* **Prompt**
Return the material word for word. Do not include pictures.

--- START Information provided ---

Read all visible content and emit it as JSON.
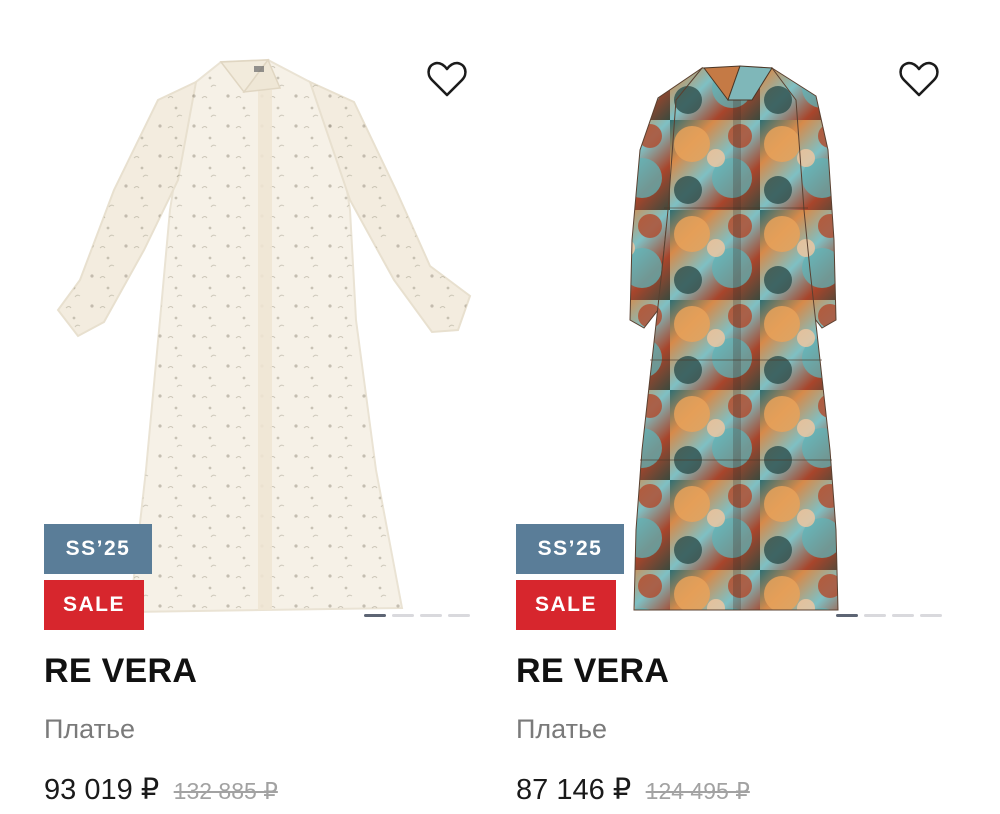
{
  "products": [
    {
      "image_description_icon": "white-shirt-dress-image",
      "season_badge": "SS’25",
      "sale_badge": "SALE",
      "brand": "RE VERA",
      "type": "Платье",
      "price": "93 019 ₽",
      "old_price": "132 885 ₽",
      "carousel_pages": 4,
      "carousel_active": 1
    },
    {
      "image_description_icon": "floral-tiered-dress-image",
      "season_badge": "SS’25",
      "sale_badge": "SALE",
      "brand": "RE VERA",
      "type": "Платье",
      "price": "87 146 ₽",
      "old_price": "124 495 ₽",
      "carousel_pages": 4,
      "carousel_active": 1
    }
  ],
  "colors": {
    "season_badge": "#5a7d98",
    "sale_badge": "#d7262d",
    "price": "#1a1a1a",
    "old_price": "#a2a2a2"
  },
  "icons": {
    "favorite": "heart-outline-icon"
  }
}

--- END Information provided ---

* **Exercise response**
Read all visible content and emit it as JSON.
{
  "products": [
    {
      "image_description_icon": "white-shirt-dress-image",
      "season_badge": "SS’25",
      "sale_badge": "SALE",
      "brand": "RE VERA",
      "type": "Платье",
      "price": "93 019 ₽",
      "old_price": "132 885 ₽",
      "carousel_pages": 4,
      "carousel_active": 1
    },
    {
      "image_description_icon": "floral-tiered-dress-image",
      "season_badge": "SS’25",
      "sale_badge": "SALE",
      "brand": "RE VERA",
      "type": "Платье",
      "price": "87 146 ₽",
      "old_price": "124 495 ₽",
      "carousel_pages": 4,
      "carousel_active": 1
    }
  ],
  "colors": {
    "season_badge": "#5a7d98",
    "sale_badge": "#d7262d",
    "price": "#1a1a1a",
    "old_price": "#a2a2a2"
  },
  "icons": {
    "favorite": "heart-outline-icon"
  }
}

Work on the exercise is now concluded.